▸ Your objective
Pictures don't belong in the copy; print all the records exactly.

▸ Exercise materials
---*---

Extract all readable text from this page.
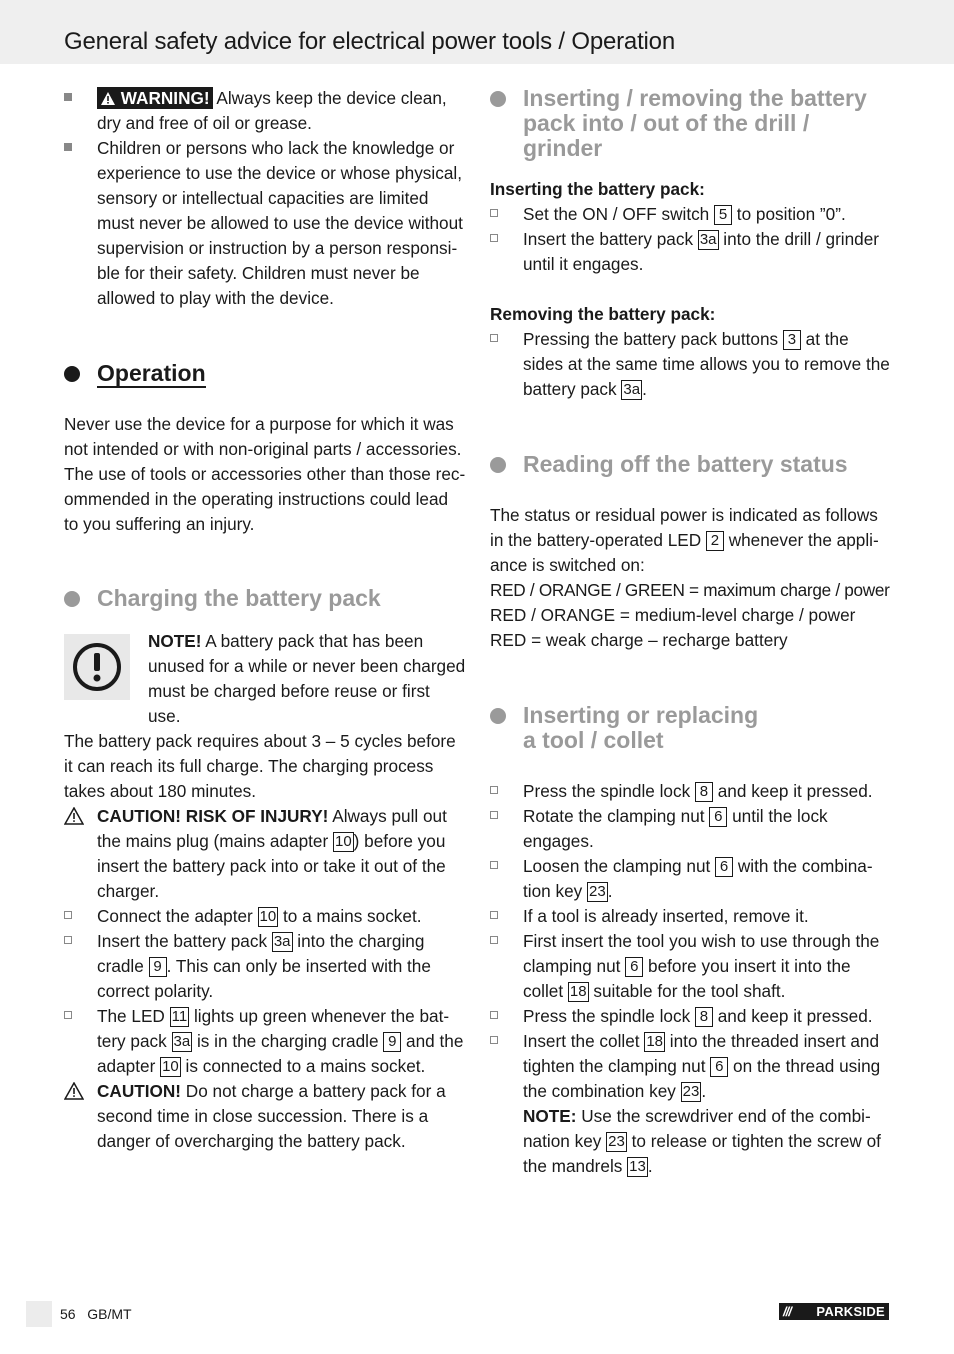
General safety advice for electrical power tools / Operation

WARNING! Always keep the device clean, dry and free of oil or grease.

Children or persons who lack the knowledge or experience to use the device or whose physical, sensory or intellectual capacities are limited must never be allowed to use the device without supervision or instruction by a person responsible for their safety. Children must never be allowed to play with the device.

Operation

Never use the device for a purpose for which it was not intended or with non-original parts / accessories. The use of tools or accessories other than those recommended in the operating instructions could lead to you suffering an injury.

Charging the battery pack

NOTE! A battery pack that has been unused for a while or never been charged must be charged before reuse or first use.

The battery pack requires about 3 – 5 cycles before it can reach its full charge. The charging process takes about 180 minutes.

CAUTION! RISK OF INJURY! Always pull out the mains plug (mains adapter 10 ) before you insert the battery pack into or take it out of the charger.

Connect the adapter 10 to a mains socket.

Insert the battery pack 3a into the charging cradle 9 . This can only be inserted with the correct polarity.

The LED 11 lights up green whenever the battery pack 3a is in the charging cradle 9 and the adapter 10 is connected to a mains socket.

CAUTION! Do not charge a battery pack for a second time in close succession. There is a danger of overcharging the battery pack.

Inserting / removing the battery pack into / out of the drill / grinder

Inserting the battery pack:

Set the ON / OFF switch 5 to position ”0”.

Insert the battery pack 3a into the drill / grinder until it engages.

Removing the battery pack:

Pressing the battery pack buttons 3 at the sides at the same time allows you to remove the battery pack 3a .

Reading off the battery status

The status or residual power is indicated as follows in the battery-operated LED 2 whenever the appliance is switched on:

RED / ORANGE / GREEN = maximum charge / power

RED / ORANGE = medium-level charge / power

RED = weak charge – recharge battery

Inserting or replacing
a tool / collet

Press the spindle lock 8 and keep it pressed.

Rotate the clamping nut 6 until the lock engages.

Loosen the clamping nut 6 with the combination key 23 .

If a tool is already inserted, remove it.

First insert the tool you wish to use through the clamping nut 6 before you insert it into the collet 18 suitable for the tool shaft.

Press the spindle lock 8 and keep it pressed.

Insert the collet 18 into the threaded insert and tighten the clamping nut 6 on the thread using the combination key 23 .
NOTE: Use the screwdriver end of the combination key 23 to release or tighten the screw of the mandrels 13 .

56 GB/MT	/// PARKSIDE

---*---

▸ Result for this task
Extract all readable text from this page.
General safety advice for electrical power tools / Operation

WARNING! Always keep the device clean, dry and free of oil or grease.

Children or persons who lack the knowledge or experience to use the device or whose physical, sensory or intellectual capacities are limited must never be allowed to use the device without supervision or instruction by a person responsible for their safety. Children must never be allowed to play with the device.

Operation

Never use the device for a purpose for which it was not intended or with non-original parts / accessories. The use of tools or accessories other than those recommended in the operating instructions could lead to you suffering an injury.

Charging the battery pack

NOTE! A battery pack that has been unused for a while or never been charged must be charged before reuse or first use.

The battery pack requires about 3 – 5 cycles before it can reach its full charge. The charging process takes about 180 minutes.

CAUTION! RISK OF INJURY! Always pull out the mains plug (mains adapter 10 ) before you insert the battery pack into or take it out of the charger.

Connect the adapter 10 to a mains socket.

Insert the battery pack 3a into the charging cradle 9 . This can only be inserted with the correct polarity.

The LED 11 lights up green whenever the battery pack 3a is in the charging cradle 9 and the adapter 10 is connected to a mains socket.

CAUTION! Do not charge a battery pack for a second time in close succession. There is a danger of overcharging the battery pack.

Inserting / removing the battery pack into / out of the drill / grinder

Inserting the battery pack:

Set the ON / OFF switch 5 to position ”0”.

Insert the battery pack 3a into the drill / grinder until it engages.

Removing the battery pack:

Pressing the battery pack buttons 3 at the sides at the same time allows you to remove the battery pack 3a .

Reading off the battery status

The status or residual power is indicated as follows in the battery-operated LED 2 whenever the appliance is switched on:

RED / ORANGE / GREEN = maximum charge / power

RED / ORANGE = medium-level charge / power

RED = weak charge – recharge battery

Inserting or replacing
a tool / collet

Press the spindle lock 8 and keep it pressed.

Rotate the clamping nut 6 until the lock engages.

Loosen the clamping nut 6 with the combination key 23 .

If a tool is already inserted, remove it.

First insert the tool you wish to use through the clamping nut 6 before you insert it into the collet 18 suitable for the tool shaft.

Press the spindle lock 8 and keep it pressed.

Insert the collet 18 into the threaded insert and tighten the clamping nut 6 on the thread using the combination key 23 .
NOTE: Use the screwdriver end of the combination key 23 to release or tighten the screw of the mandrels 13 .

56 GB/MT	/// PARKSIDE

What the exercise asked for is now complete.